• **Task instructions**: Starting at the line with "What does this", return every line through the final one of the data, word for word. Pictures stay out.

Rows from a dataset

^^^^^^^^

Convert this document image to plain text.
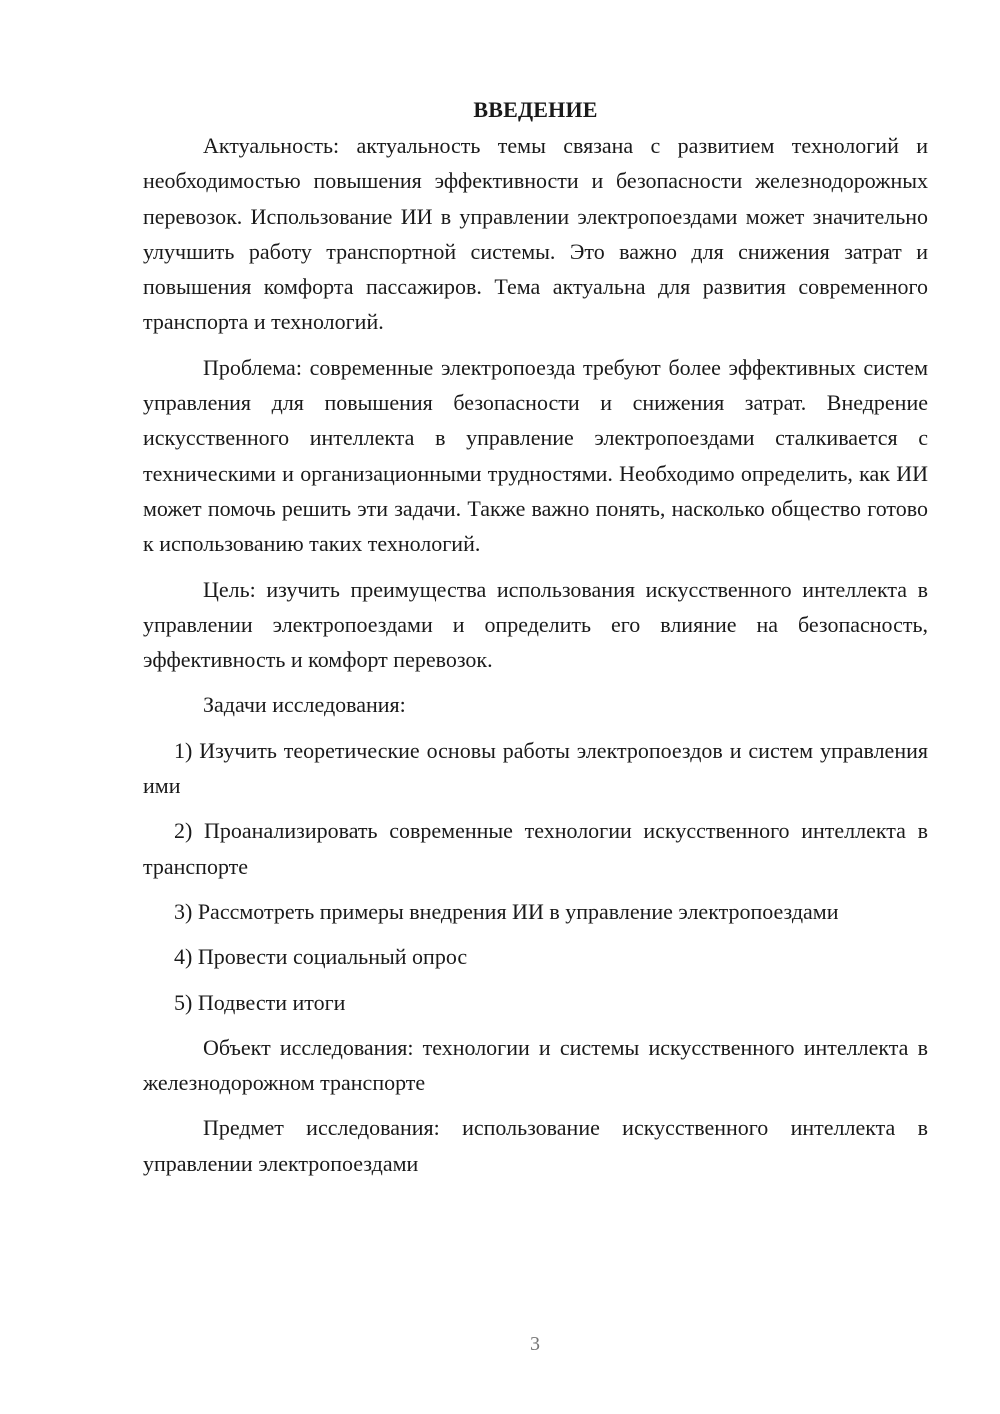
ВВЕДЕНИЕ

Актуальность: актуальность темы связана с развитием технологий и необходимостью повышения эффективности и безопасности железнодорожных перевозок. Использование ИИ в управлении электропоездами может значительно улучшить работу транспортной системы. Это важно для снижения затрат и повышения комфорта пассажиров. Тема актуальна для развития современного транспорта и технологий.

Проблема: современные электропоезда требуют более эффективных систем управления для повышения безопасности и снижения затрат. Внедрение искусственного интеллекта в управление электропоездами сталкивается с техническими и организационными трудностями. Необходимо определить, как ИИ может помочь решить эти задачи. Также важно понять, насколько общество готово к использованию таких технологий.

Цель: изучить преимущества использования искусственного интеллекта в управлении электропоездами и определить его влияние на безопасность, эффективность и комфорт перевозок.

Задачи исследования:

1) Изучить теоретические основы работы электропоездов и систем управления ими

2) Проанализировать современные технологии искусственного интеллекта в транспорте

3) Рассмотреть примеры внедрения ИИ в управление электропоездами

4) Провести социальный опрос

5) Подвести итоги

Объект исследования: технологии и системы искусственного интеллекта в железнодорожном транспорте

Предмет исследования: использование искусственного интеллекта в управлении электропоездами

3
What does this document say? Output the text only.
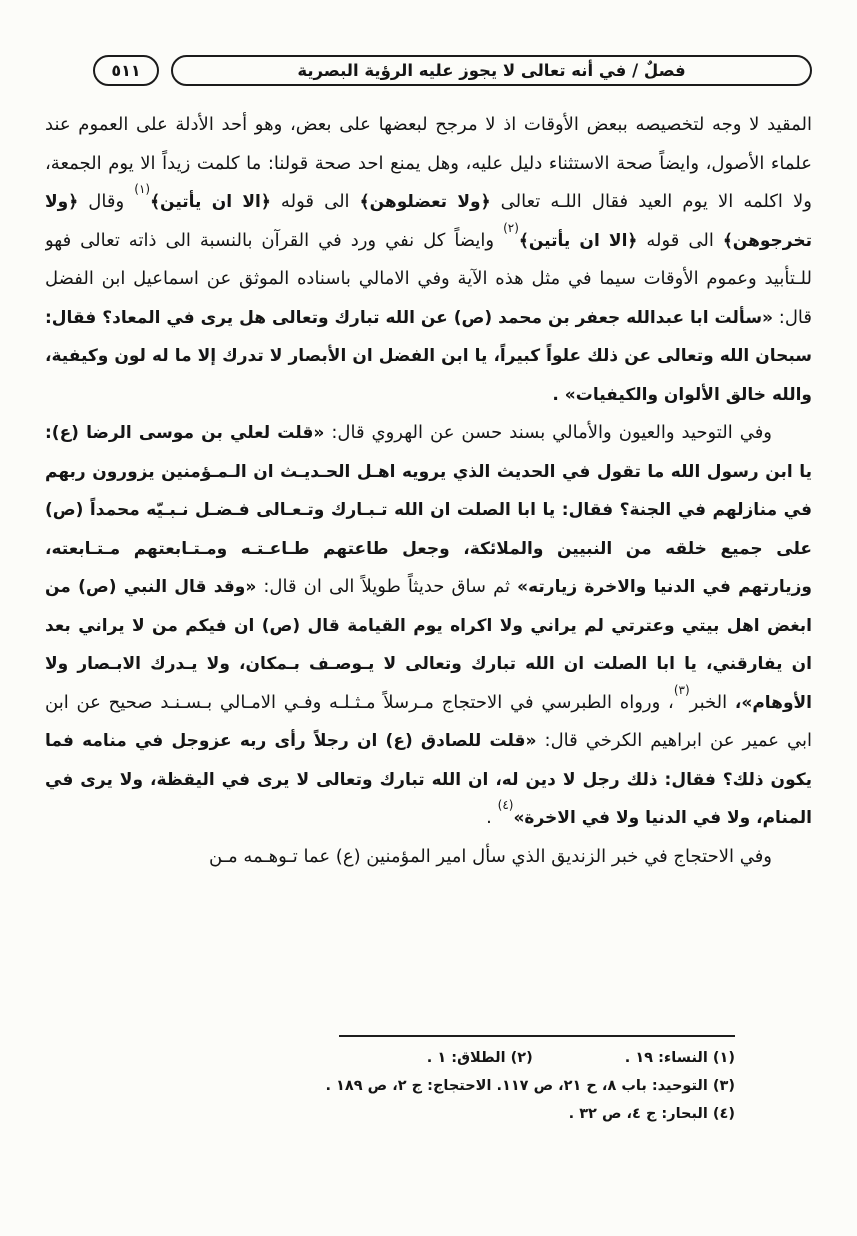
فصلٌ / في أنه تعالى لا يجوز عليه الرؤية البصرية
٥١١

المقيد لا وجه لتخصيصه ببعض الأوقات اذ لا مرجح لبعضها على بعض، وهو أحد الأدلة على العموم عند علماء الأصول، وايضاً صحة الاستثناء دليل عليه، وهل يمنع احد صحة قولنا: ما كلمت زيداً الا يوم الجمعة، ولا اكلمه الا يوم العيد فقال اللـه تعالى ﴿ولا تعضلوهن﴾ الى قوله ﴿الا ان يأتين﴾$^{(١)}$ وقال ﴿ولا تخرجوهن﴾ الى قوله ﴿الا ان يأتين﴾$^{(٢)}$ وايضاً كل نفي ورد في القرآن بالنسبة الى ذاته تعالى فهو للـتأبيد وعموم الأوقات سيما في مثل هذه الآية وفي الامالي باسناده الموثق عن اسماعيل ابن الفضل قال: «سألت ابا عبدالله جعفر بن محمد (ص) عن الله تبارك وتعالى هل يرى في المعاد؟ فقال: سبحان الله وتعالى عن ذلك علواً كبيراً، يا ابن الفضل ان الأبصار لا تدرك إلا ما له لون وكيفية، والله خالق الألوان والكيفيات» .

وفي التوحيد والعيون والأمالي بسند حسن عن الهروي قال: «قلت لعلي بن موسى الرضا (ع): يا ابن رسول الله ما تقول في الحديث الذي يرويه اهـل الحـديـث ان الـمـؤمنين يزورون ربهم في منازلهم في الجنة؟ فقال: يا ابا الصلت ان الله تـبـارك وتـعـالى فـضـل نـبـيّه محمداً (ص) على جميع خلقه من النبيين والملائكة، وجعل طاعتهم طـاعـتـه ومـتـابعتهم مـتـابعته، وزيارتهم في الدنيا والاخرة زيارته» ثم ساق حديثاً طويلاً الى ان قال: «وقد قال النبي (ص) من ابغض اهل بيتي وعترتي لم يراني ولا اكراه يوم القيامة قال (ص) ان فيكم من لا يراني بعد ان يفارقني، يا ابا الصلت ان الله تبارك وتعالى لا يـوصـف بـمكان، ولا يـدرك الابـصار ولا الأوهام»، الخبر$^{(٣)}$، ورواه الطبرسي في الاحتجاج مـرسلاً مـثـلـه وفـي الامـالي بـسـنـد صحيح عن ابن ابي عمير عن ابراهيم الكرخي قال: «قلت للصادق (ع) ان رجلاً رأى ربه عزوجل في منامه فما يكون ذلك؟ فقال: ذلك رجل لا دين له، ان الله تبارك وتعالى لا يرى في اليقظة، ولا يرى في المنام، ولا في الدنيا ولا في الاخرة»$^{(٤)}$ .

وفي الاحتجاج في خبر الزنديق الذي سأل امير المؤمنين (ع) عما تـوهـمه مـن

(١) النساء: ١٩ .
(٢) الطلاق: ١ .
(٣) التوحيد: باب ٨، ح ٢١، ص ١١٧. الاحتجاج: ج ٢، ص ١٨٩ .
(٤) البحار: ج ٤، ص ٣٢ .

^^^^^^^^

• **Task result**:
What does this document say? Output the text only.
فصلٌ / في أنه تعالى لا يجوز عليه الرؤية البصرية
٥١١

المقيد لا وجه لتخصيصه ببعض الأوقات اذ لا مرجح لبعضها على بعض، وهو أحد الأدلة على العموم عند علماء الأصول، وايضاً صحة الاستثناء دليل عليه، وهل يمنع احد صحة قولنا: ما كلمت زيداً الا يوم الجمعة، ولا اكلمه الا يوم العيد فقال اللـه تعالى ﴿ولا تعضلوهن﴾ الى قوله ﴿الا ان يأتين﴾$^{(١)}$ وقال ﴿ولا تخرجوهن﴾ الى قوله ﴿الا ان يأتين﴾$^{(٢)}$ وايضاً كل نفي ورد في القرآن بالنسبة الى ذاته تعالى فهو للـتأبيد وعموم الأوقات سيما في مثل هذه الآية وفي الامالي باسناده الموثق عن اسماعيل ابن الفضل قال: «سألت ابا عبدالله جعفر بن محمد (ص) عن الله تبارك وتعالى هل يرى في المعاد؟ فقال: سبحان الله وتعالى عن ذلك علواً كبيراً، يا ابن الفضل ان الأبصار لا تدرك إلا ما له لون وكيفية، والله خالق الألوان والكيفيات» .

وفي التوحيد والعيون والأمالي بسند حسن عن الهروي قال: «قلت لعلي بن موسى الرضا (ع): يا ابن رسول الله ما تقول في الحديث الذي يرويه اهـل الحـديـث ان الـمـؤمنين يزورون ربهم في منازلهم في الجنة؟ فقال: يا ابا الصلت ان الله تـبـارك وتـعـالى فـضـل نـبـيّه محمداً (ص) على جميع خلقه من النبيين والملائكة، وجعل طاعتهم طـاعـتـه ومـتـابعتهم مـتـابعته، وزيارتهم في الدنيا والاخرة زيارته» ثم ساق حديثاً طويلاً الى ان قال: «وقد قال النبي (ص) من ابغض اهل بيتي وعترتي لم يراني ولا اكراه يوم القيامة قال (ص) ان فيكم من لا يراني بعد ان يفارقني، يا ابا الصلت ان الله تبارك وتعالى لا يـوصـف بـمكان، ولا يـدرك الابـصار ولا الأوهام»، الخبر$^{(٣)}$، ورواه الطبرسي في الاحتجاج مـرسلاً مـثـلـه وفـي الامـالي بـسـنـد صحيح عن ابن ابي عمير عن ابراهيم الكرخي قال: «قلت للصادق (ع) ان رجلاً رأى ربه عزوجل في منامه فما يكون ذلك؟ فقال: ذلك رجل لا دين له، ان الله تبارك وتعالى لا يرى في اليقظة، ولا يرى في المنام، ولا في الدنيا ولا في الاخرة»$^{(٤)}$ .

وفي الاحتجاج في خبر الزنديق الذي سأل امير المؤمنين (ع) عما تـوهـمه مـن

(١) النساء: ١٩ .
(٢) الطلاق: ١ .
(٣) التوحيد: باب ٨، ح ٢١، ص ١١٧. الاحتجاج: ج ٢، ص ١٨٩ .
(٤) البحار: ج ٤، ص ٣٢ .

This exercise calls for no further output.